* START Information supplied *

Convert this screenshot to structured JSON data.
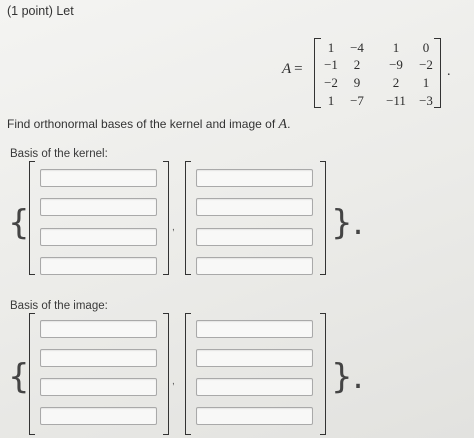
{
  "problem": {
    "header": "(1 point) Let",
    "matrix_name": "A",
    "equals": "=",
    "matrix": [
      [
        "1",
        "−4",
        "1",
        "0"
      ],
      [
        "−1",
        "2",
        "−9",
        "−2"
      ],
      [
        "−2",
        "9",
        "2",
        "1"
      ],
      [
        "1",
        "−7",
        "−11",
        "−3"
      ]
    ],
    "period": ".",
    "prompt_text": "Find orthonormal bases of the kernel and image of ",
    "prompt_var": "A",
    "prompt_end": "."
  },
  "kernel": {
    "label": "Basis of the kernel:",
    "vectors": [
      {
        "entries": [
          "",
          "",
          "",
          ""
        ]
      },
      {
        "entries": [
          "",
          "",
          "",
          ""
        ]
      }
    ],
    "separator": ",",
    "open_brace": "{",
    "close_brace": "}."
  },
  "image": {
    "label": "Basis of the image:",
    "vectors": [
      {
        "entries": [
          "",
          "",
          "",
          ""
        ]
      },
      {
        "entries": [
          "",
          "",
          "",
          ""
        ]
      }
    ],
    "separator": ",",
    "open_brace": "{",
    "close_brace": "}."
  }
}
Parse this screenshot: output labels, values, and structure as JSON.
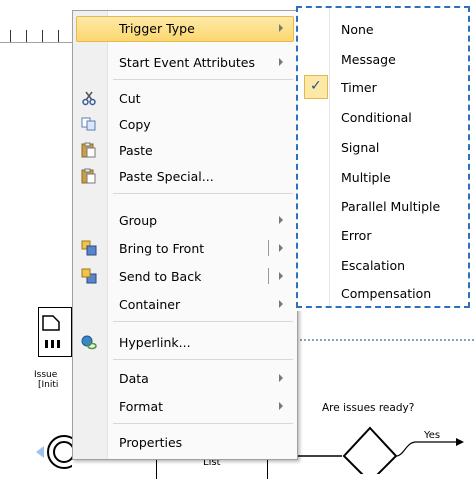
{
  "menu": {
    "items": [
      {
        "label": "Trigger Type",
        "icon": "",
        "submenu": true
      },
      {
        "label": "Start Event Attributes",
        "icon": "",
        "submenu": true
      },
      {
        "label": "Cut",
        "icon": "scissors-icon",
        "submenu": false
      },
      {
        "label": "Copy",
        "icon": "copy-icon",
        "submenu": false
      },
      {
        "label": "Paste",
        "icon": "paste-icon",
        "submenu": false
      },
      {
        "label": "Paste Special...",
        "icon": "paste-special-icon",
        "submenu": false
      },
      {
        "label": "Group",
        "icon": "",
        "submenu": true
      },
      {
        "label": "Bring to Front",
        "icon": "bring-to-front-icon",
        "submenu": true
      },
      {
        "label": "Send to Back",
        "icon": "send-to-back-icon",
        "submenu": true
      },
      {
        "label": "Container",
        "icon": "",
        "submenu": true
      },
      {
        "label": "Hyperlink...",
        "icon": "hyperlink-icon",
        "submenu": false
      },
      {
        "label": "Data",
        "icon": "",
        "submenu": true
      },
      {
        "label": "Format",
        "icon": "",
        "submenu": true
      },
      {
        "label": "Properties",
        "icon": "",
        "submenu": false
      }
    ]
  },
  "submenu": {
    "items": [
      {
        "label": "None"
      },
      {
        "label": "Message"
      },
      {
        "label": "Timer",
        "checked": true
      },
      {
        "label": "Conditional"
      },
      {
        "label": "Signal"
      },
      {
        "label": "Multiple"
      },
      {
        "label": "Parallel Multiple"
      },
      {
        "label": "Error"
      },
      {
        "label": "Escalation"
      },
      {
        "label": "Compensation"
      }
    ],
    "check_glyph": "✓"
  },
  "diagram": {
    "issue_label_1": "Issue",
    "issue_label_2": "[Initi",
    "decision_label": "Are issues ready?",
    "yes_label": "Yes",
    "list_label": "List"
  },
  "colors": {
    "highlight": "#fbd76f",
    "submenu_border": "#2e6fbf"
  }
}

* END Information supplied *

* [Task description] Return the listing above word for word, with the pictures removed.

* [Answer]
Convert this screenshot to structured JSON data.
{
  "problem": {
    "header": "(1 point) Let",
    "matrix_name": "A",
    "equals": "=",
    "matrix": [
      [
        "1",
        "−4",
        "1",
        "0"
      ],
      [
        "−1",
        "2",
        "−9",
        "−2"
      ],
      [
        "−2",
        "9",
        "2",
        "1"
      ],
      [
        "1",
        "−7",
        "−11",
        "−3"
      ]
    ],
    "period": ".",
    "prompt_text": "Find orthonormal bases of the kernel and image of ",
    "prompt_var": "A",
    "prompt_end": "."
  },
  "kernel": {
    "label": "Basis of the kernel:",
    "vectors": [
      {
        "entries": [
          "",
          "",
          "",
          ""
        ]
      },
      {
        "entries": [
          "",
          "",
          "",
          ""
        ]
      }
    ],
    "separator": ",",
    "open_brace": "{",
    "close_brace": "}."
  },
  "image": {
    "label": "Basis of the image:",
    "vectors": [
      {
        "entries": [
          "",
          "",
          "",
          ""
        ]
      },
      {
        "entries": [
          "",
          "",
          "",
          ""
        ]
      }
    ],
    "separator": ",",
    "open_brace": "{",
    "close_brace": "}."
  }
}
Parse this screenshot: output labels, values, and structure as JSON.
{
  "menu": {
    "items": [
      {
        "label": "Trigger Type",
        "icon": "",
        "submenu": true
      },
      {
        "label": "Start Event Attributes",
        "icon": "",
        "submenu": true
      },
      {
        "label": "Cut",
        "icon": "scissors-icon",
        "submenu": false
      },
      {
        "label": "Copy",
        "icon": "copy-icon",
        "submenu": false
      },
      {
        "label": "Paste",
        "icon": "paste-icon",
        "submenu": false
      },
      {
        "label": "Paste Special...",
        "icon": "paste-special-icon",
        "submenu": false
      },
      {
        "label": "Group",
        "icon": "",
        "submenu": true
      },
      {
        "label": "Bring to Front",
        "icon": "bring-to-front-icon",
        "submenu": true
      },
      {
        "label": "Send to Back",
        "icon": "send-to-back-icon",
        "submenu": true
      },
      {
        "label": "Container",
        "icon": "",
        "submenu": true
      },
      {
        "label": "Hyperlink...",
        "icon": "hyperlink-icon",
        "submenu": false
      },
      {
        "label": "Data",
        "icon": "",
        "submenu": true
      },
      {
        "label": "Format",
        "icon": "",
        "submenu": true
      },
      {
        "label": "Properties",
        "icon": "",
        "submenu": false
      }
    ]
  },
  "submenu": {
    "items": [
      {
        "label": "None"
      },
      {
        "label": "Message"
      },
      {
        "label": "Timer",
        "checked": true
      },
      {
        "label": "Conditional"
      },
      {
        "label": "Signal"
      },
      {
        "label": "Multiple"
      },
      {
        "label": "Parallel Multiple"
      },
      {
        "label": "Error"
      },
      {
        "label": "Escalation"
      },
      {
        "label": "Compensation"
      }
    ],
    "check_glyph": "✓"
  },
  "diagram": {
    "issue_label_1": "Issue",
    "issue_label_2": "[Initi",
    "decision_label": "Are issues ready?",
    "yes_label": "Yes",
    "list_label": "List"
  },
  "colors": {
    "highlight": "#fbd76f",
    "submenu_border": "#2e6fbf"
  }
}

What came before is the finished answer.